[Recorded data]
==========
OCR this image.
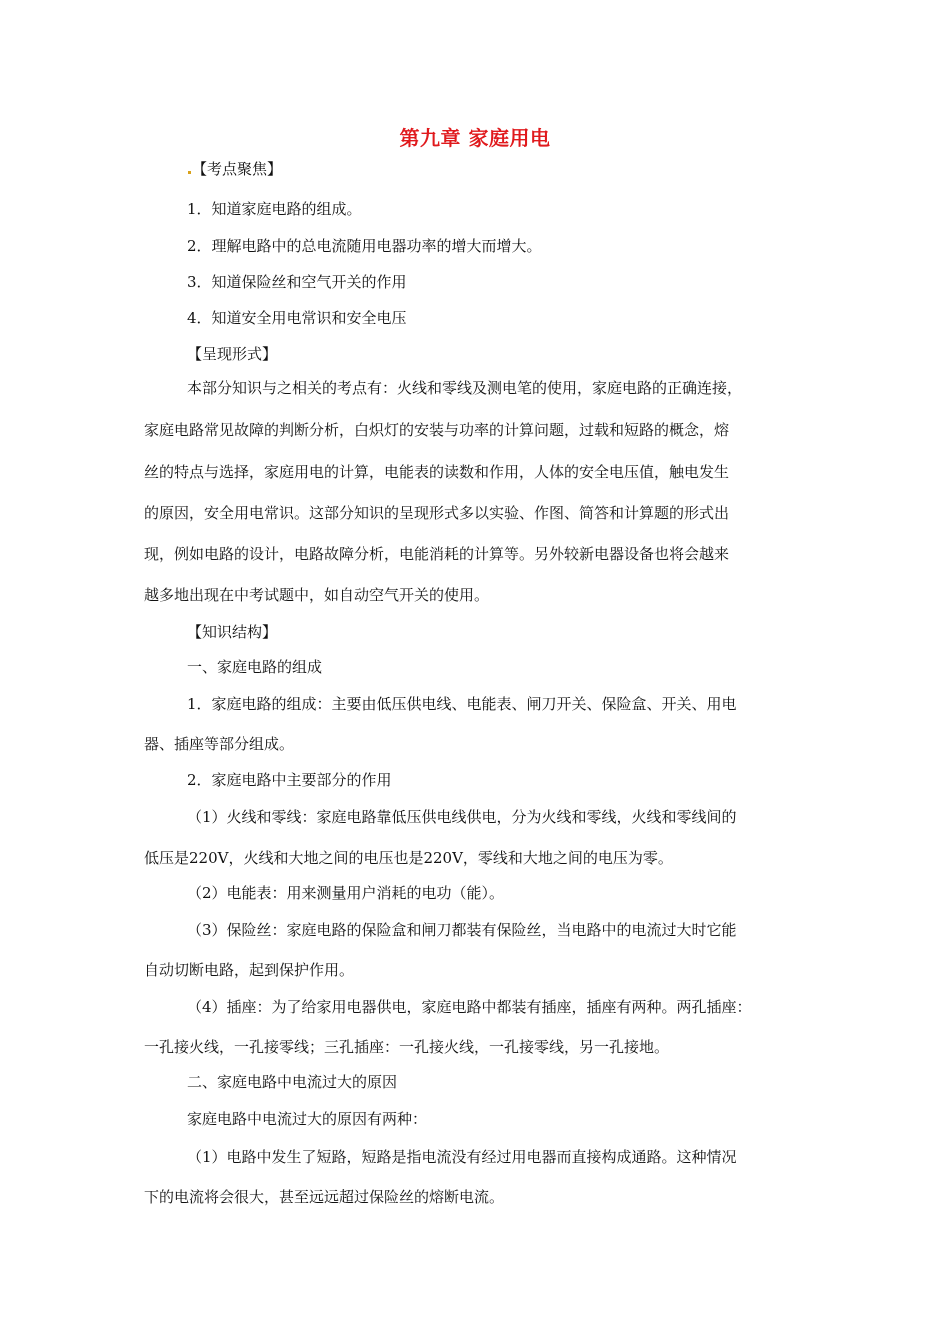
第九章 家庭用电
【考点聚焦】
1．知道家庭电路的组成。
2．理解电路中的总电流随用电器功率的增大而增大。
3．知道保险丝和空气开关的作用
4．知道安全用电常识和安全电压
【呈现形式】
本部分知识与之相关的考点有：火线和零线及测电笔的使用，家庭电路的正确连接，
家庭电路常见故障的判断分析，白炽灯的安装与功率的计算问题，过载和短路的概念，熔
丝的特点与选择，家庭用电的计算，电能表的读数和作用，人体的安全电压值，触电发生
的原因，安全用电常识。这部分知识的呈现形式多以实验、作图、简答和计算题的形式出
现，例如电路的设计，电路故障分析，电能消耗的计算等。另外较新电器设备也将会越来
越多地出现在中考试题中，如自动空气开关的使用。
【知识结构】
一、家庭电路的组成
1．家庭电路的组成：主要由低压供电线、电能表、闸刀开关、保险盒、开关、用电
器、插座等部分组成。
2．家庭电路中主要部分的作用
（1）火线和零线：家庭电路靠低压供电线供电，分为火线和零线，火线和零线间的
低压是220V，火线和大地之间的电压也是220V，零线和大地之间的电压为零。
（2）电能表：用来测量用户消耗的电功（能）。
（3）保险丝：家庭电路的保险盒和闸刀都装有保险丝，当电路中的电流过大时它能
自动切断电路，起到保护作用。
（4）插座：为了给家用电器供电，家庭电路中都装有插座，插座有两种。两孔插座：
一孔接火线，一孔接零线；三孔插座：一孔接火线，一孔接零线，另一孔接地。
二、家庭电路中电流过大的原因
家庭电路中电流过大的原因有两种：
（1）电路中发生了短路，短路是指电流没有经过用电器而直接构成通路。这种情况
下的电流将会很大，甚至远远超过保险丝的熔断电流。
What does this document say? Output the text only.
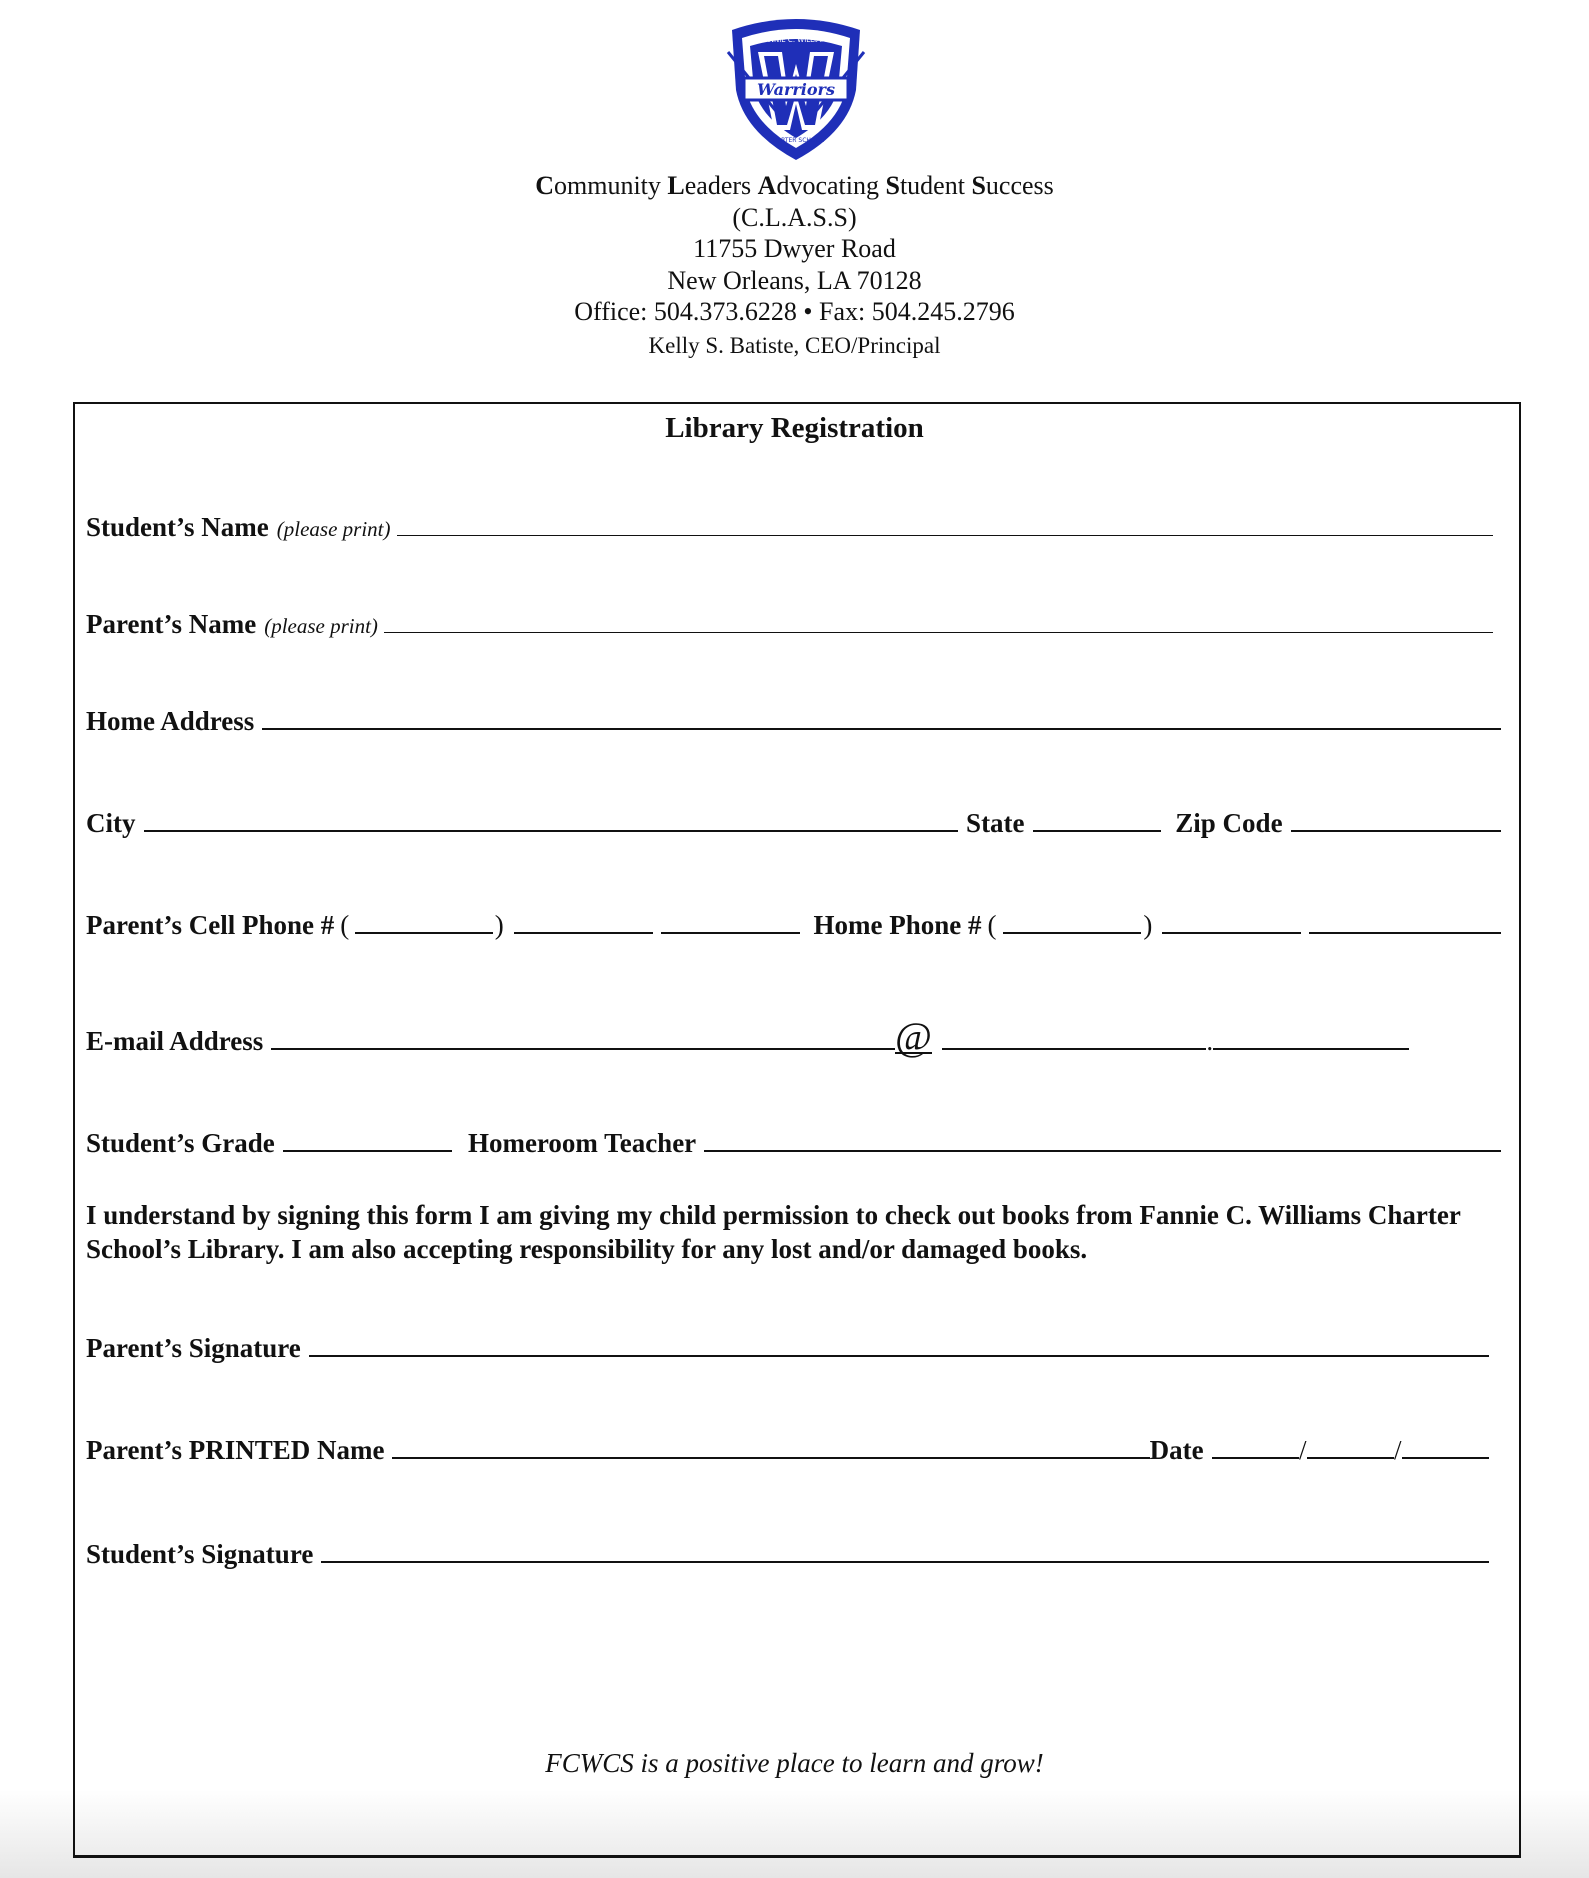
Warriors
FANNIE C. WILLIAMS
CHARTER SCHOOL
Community Leaders Advocating Student Success
(C.L.A.S.S)
11755 Dwyer Road
New Orleans, LA 70128
Office: 504.373.6228 • Fax: 504.245.2796
Kelly S. Batiste, CEO/Principal
Library Registration
Student’s Name (please print)
Parent’s Name (please print)
Home Address
City	State	Zip Code
Parent’s Cell Phone # (	)	Home Phone # (	)
E-mail Address	@	.
Student’s Grade	Homeroom Teacher
I understand by signing this form I am giving my child permission to check out books from Fannie C. Williams Charter School’s Library. I am also accepting responsibility for any lost and/or damaged books.
Parent’s Signature
Parent’s PRINTED Name	Date	/	/
Student’s Signature
FCWCS is a positive place to learn and grow!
==========
Stated problem » Show the lines of the data that hold the word "Student".

Task response »
Community Leaders Advocating Student Success
Student’s Name (please print)
Student’s Grade	Homeroom Teacher
Student’s Signature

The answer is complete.